> **Written instruction**: Go through the entries and say how many lines contain the string "text". The number is the whole answer.

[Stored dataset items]
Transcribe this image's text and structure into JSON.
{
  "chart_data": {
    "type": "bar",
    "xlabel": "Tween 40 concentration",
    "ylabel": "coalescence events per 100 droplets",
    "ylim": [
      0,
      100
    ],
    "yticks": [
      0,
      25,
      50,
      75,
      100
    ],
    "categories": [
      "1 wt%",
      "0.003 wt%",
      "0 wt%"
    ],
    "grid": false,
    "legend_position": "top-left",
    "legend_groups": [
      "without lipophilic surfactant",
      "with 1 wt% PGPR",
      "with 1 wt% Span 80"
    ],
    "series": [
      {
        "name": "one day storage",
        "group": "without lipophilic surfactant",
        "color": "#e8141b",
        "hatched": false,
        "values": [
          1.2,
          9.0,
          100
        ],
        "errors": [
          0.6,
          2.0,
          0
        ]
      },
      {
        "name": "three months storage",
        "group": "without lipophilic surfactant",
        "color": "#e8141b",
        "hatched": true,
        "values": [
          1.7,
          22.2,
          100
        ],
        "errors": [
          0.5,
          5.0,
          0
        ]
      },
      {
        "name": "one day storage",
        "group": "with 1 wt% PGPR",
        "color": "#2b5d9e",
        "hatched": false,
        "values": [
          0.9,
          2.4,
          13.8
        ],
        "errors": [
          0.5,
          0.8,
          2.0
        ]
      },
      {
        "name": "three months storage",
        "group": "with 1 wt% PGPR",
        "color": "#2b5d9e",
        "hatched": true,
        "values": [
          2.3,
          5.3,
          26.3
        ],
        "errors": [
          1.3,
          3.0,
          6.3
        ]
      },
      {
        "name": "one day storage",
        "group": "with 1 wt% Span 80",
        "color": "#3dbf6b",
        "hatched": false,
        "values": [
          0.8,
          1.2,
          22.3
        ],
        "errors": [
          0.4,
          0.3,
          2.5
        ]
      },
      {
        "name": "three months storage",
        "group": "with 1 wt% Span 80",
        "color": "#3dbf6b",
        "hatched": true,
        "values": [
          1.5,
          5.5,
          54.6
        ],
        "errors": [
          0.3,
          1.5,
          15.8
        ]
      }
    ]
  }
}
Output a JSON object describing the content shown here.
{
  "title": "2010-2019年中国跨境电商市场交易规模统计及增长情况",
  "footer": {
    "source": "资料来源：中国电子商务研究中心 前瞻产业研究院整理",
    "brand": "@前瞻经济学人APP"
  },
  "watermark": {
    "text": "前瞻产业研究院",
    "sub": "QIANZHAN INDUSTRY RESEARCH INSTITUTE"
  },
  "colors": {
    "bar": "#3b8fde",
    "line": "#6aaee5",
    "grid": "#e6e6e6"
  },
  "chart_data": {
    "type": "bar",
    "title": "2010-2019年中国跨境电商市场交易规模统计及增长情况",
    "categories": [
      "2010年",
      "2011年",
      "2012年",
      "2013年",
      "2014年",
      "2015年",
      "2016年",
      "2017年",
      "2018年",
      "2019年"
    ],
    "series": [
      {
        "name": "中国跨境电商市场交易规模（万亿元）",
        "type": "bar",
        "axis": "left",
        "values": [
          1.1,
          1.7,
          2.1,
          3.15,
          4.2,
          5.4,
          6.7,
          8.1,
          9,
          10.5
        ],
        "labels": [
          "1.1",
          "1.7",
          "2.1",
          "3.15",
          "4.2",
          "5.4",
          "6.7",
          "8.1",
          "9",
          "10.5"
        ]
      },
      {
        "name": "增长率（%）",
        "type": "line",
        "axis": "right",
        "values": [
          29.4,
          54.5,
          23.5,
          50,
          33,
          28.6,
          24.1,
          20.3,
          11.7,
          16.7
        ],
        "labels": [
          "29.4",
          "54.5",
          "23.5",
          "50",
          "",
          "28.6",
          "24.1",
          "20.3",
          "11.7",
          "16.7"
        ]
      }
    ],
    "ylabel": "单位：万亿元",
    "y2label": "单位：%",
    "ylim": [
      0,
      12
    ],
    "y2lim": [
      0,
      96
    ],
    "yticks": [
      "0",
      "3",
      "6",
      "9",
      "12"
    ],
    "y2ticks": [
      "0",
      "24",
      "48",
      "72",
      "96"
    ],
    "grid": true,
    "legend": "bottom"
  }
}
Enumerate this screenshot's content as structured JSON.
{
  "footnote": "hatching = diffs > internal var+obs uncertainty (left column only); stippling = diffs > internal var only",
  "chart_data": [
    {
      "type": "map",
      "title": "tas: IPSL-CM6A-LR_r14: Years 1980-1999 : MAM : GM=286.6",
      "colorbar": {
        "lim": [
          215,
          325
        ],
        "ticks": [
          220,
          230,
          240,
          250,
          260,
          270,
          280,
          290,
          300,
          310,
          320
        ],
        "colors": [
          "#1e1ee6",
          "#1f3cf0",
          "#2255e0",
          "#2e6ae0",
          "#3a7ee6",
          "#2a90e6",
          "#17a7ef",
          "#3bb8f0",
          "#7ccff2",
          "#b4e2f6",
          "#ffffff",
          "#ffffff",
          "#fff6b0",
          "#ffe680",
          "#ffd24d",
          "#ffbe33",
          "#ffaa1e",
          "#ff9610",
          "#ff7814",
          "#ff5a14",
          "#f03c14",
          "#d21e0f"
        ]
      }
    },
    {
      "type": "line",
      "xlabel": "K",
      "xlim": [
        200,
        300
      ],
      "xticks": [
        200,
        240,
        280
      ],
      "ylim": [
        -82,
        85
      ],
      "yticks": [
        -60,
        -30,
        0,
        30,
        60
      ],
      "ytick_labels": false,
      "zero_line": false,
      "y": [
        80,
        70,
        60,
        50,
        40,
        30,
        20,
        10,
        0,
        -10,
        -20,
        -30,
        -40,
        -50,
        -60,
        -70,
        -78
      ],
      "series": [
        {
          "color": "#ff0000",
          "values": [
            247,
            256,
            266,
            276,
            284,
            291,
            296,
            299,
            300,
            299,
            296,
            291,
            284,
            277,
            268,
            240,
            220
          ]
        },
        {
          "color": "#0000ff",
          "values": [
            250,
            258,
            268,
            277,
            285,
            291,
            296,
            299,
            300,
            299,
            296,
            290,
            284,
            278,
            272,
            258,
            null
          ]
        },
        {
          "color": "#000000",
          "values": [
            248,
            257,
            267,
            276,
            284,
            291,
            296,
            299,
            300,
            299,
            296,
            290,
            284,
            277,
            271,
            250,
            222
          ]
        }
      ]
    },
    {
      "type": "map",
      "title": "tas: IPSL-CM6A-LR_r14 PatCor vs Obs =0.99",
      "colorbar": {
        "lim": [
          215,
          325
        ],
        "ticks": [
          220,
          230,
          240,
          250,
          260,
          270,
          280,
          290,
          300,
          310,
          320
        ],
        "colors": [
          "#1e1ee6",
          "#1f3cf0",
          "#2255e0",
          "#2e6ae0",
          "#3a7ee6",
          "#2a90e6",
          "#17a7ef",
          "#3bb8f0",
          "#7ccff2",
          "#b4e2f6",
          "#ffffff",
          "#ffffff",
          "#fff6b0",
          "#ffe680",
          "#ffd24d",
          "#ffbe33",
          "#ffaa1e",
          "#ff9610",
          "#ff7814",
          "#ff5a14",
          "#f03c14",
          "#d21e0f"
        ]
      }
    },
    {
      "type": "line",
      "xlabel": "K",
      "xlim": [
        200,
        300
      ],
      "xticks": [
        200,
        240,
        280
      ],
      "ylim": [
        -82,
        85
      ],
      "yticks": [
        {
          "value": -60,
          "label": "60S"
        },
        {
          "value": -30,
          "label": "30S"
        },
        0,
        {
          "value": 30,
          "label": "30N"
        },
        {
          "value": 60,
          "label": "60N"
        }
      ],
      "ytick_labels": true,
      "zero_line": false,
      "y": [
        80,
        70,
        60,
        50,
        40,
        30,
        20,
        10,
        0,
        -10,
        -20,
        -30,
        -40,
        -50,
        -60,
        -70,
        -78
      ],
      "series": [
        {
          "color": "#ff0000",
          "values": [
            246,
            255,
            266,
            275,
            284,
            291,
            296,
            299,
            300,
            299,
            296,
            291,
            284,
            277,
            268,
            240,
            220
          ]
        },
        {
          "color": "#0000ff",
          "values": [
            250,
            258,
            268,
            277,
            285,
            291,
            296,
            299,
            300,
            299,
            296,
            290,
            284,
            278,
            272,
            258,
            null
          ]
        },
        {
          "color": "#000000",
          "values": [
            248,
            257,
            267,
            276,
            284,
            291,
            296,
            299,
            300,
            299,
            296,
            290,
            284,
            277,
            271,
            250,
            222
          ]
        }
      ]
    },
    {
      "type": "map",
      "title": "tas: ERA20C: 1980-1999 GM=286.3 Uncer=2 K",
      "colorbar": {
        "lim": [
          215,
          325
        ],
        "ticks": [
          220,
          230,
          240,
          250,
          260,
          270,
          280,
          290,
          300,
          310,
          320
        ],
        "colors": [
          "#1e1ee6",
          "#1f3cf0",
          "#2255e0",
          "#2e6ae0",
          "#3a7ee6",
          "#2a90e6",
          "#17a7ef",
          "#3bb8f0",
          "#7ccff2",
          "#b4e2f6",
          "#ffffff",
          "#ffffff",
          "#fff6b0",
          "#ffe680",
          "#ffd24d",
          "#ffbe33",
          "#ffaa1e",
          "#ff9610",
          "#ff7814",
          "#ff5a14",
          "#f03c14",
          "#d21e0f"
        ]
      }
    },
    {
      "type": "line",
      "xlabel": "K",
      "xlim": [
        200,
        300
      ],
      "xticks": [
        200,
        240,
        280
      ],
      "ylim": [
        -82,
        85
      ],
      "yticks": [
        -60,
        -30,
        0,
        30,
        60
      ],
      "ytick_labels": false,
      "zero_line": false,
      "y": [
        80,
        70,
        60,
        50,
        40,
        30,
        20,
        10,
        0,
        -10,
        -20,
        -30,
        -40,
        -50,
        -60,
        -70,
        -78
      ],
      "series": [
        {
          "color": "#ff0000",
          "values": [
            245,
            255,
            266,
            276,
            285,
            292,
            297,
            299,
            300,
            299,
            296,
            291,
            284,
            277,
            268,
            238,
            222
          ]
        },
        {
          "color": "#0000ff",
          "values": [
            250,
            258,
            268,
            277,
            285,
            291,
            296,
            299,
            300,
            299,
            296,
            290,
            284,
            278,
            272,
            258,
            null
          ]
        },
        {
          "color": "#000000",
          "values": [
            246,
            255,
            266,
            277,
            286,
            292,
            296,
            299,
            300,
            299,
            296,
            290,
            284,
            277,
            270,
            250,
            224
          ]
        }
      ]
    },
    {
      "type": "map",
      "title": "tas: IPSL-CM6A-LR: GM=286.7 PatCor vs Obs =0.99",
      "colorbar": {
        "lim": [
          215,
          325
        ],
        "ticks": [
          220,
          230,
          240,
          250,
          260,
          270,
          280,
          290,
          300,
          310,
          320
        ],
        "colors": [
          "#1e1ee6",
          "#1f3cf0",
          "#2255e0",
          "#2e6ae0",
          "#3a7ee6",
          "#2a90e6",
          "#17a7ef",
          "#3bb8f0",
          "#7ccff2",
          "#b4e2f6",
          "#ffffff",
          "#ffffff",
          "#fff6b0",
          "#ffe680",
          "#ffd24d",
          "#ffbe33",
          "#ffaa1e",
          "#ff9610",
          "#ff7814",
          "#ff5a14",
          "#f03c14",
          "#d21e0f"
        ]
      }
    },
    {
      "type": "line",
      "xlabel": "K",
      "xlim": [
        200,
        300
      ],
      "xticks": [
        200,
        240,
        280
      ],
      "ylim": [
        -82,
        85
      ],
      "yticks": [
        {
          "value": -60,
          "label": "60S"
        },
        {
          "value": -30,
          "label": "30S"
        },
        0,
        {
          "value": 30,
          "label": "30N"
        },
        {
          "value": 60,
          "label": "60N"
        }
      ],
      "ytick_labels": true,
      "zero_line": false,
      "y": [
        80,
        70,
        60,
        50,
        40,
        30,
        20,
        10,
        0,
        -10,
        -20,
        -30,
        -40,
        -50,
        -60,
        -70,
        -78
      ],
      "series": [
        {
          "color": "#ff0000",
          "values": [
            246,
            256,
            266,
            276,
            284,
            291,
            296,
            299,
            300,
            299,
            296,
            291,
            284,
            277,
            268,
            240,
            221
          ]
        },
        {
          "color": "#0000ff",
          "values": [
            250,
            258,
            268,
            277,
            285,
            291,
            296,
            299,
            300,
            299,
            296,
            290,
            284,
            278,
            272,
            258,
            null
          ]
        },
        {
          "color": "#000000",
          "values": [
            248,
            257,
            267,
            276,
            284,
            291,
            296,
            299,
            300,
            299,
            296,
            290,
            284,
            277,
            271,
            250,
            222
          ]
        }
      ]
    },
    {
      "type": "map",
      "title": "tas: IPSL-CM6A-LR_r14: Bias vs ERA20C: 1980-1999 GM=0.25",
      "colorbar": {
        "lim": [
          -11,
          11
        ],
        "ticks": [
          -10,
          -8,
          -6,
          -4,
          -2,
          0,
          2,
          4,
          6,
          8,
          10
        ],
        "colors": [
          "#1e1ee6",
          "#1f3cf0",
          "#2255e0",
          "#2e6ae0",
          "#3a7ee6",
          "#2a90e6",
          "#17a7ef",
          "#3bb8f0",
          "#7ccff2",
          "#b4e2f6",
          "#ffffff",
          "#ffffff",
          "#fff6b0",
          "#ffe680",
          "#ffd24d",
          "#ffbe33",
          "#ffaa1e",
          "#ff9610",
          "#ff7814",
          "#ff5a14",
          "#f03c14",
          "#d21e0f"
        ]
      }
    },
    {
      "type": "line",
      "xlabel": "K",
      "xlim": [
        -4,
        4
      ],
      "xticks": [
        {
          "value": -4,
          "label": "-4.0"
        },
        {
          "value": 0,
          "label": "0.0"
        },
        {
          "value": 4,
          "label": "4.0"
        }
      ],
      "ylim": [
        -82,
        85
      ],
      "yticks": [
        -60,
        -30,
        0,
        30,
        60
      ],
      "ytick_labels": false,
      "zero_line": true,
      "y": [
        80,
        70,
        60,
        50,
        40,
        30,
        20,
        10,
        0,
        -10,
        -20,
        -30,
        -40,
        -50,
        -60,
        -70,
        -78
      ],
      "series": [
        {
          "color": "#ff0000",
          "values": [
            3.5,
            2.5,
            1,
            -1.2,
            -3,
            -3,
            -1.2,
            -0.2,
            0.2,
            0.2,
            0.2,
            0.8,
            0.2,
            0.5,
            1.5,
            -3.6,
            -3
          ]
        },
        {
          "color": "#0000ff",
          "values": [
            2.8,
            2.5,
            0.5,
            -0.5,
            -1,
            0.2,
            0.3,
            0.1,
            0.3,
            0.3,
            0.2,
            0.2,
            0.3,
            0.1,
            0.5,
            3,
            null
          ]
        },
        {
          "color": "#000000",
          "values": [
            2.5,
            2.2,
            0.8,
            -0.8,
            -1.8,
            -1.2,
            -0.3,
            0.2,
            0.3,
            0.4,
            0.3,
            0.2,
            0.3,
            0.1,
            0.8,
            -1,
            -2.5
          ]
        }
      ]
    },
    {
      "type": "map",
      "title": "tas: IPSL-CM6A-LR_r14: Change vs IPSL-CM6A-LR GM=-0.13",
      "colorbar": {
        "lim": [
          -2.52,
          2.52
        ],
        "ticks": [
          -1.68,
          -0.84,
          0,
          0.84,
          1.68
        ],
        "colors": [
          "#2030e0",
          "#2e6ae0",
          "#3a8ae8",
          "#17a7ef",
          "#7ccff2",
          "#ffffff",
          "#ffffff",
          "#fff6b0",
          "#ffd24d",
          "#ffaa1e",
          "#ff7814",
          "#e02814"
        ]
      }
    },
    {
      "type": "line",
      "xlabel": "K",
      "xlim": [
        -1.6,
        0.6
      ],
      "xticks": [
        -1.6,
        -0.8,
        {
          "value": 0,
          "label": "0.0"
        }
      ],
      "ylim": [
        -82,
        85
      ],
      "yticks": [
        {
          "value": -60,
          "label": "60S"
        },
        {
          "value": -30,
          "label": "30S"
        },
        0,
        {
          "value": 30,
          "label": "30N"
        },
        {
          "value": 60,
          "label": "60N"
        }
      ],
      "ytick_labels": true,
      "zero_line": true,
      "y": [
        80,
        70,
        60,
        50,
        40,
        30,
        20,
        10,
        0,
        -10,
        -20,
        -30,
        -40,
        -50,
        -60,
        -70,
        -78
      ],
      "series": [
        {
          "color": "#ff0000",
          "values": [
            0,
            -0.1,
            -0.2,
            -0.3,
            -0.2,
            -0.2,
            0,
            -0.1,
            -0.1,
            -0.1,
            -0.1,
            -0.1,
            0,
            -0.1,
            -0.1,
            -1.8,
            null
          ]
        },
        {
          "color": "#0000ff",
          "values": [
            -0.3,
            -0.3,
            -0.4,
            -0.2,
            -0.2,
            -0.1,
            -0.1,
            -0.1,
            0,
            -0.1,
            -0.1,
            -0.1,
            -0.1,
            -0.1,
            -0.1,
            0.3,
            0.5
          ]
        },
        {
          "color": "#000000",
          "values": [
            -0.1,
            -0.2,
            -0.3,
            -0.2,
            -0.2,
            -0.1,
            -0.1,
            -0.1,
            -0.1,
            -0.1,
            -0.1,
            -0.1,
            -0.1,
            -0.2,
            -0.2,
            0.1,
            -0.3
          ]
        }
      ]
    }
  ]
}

> **Written answer**: 2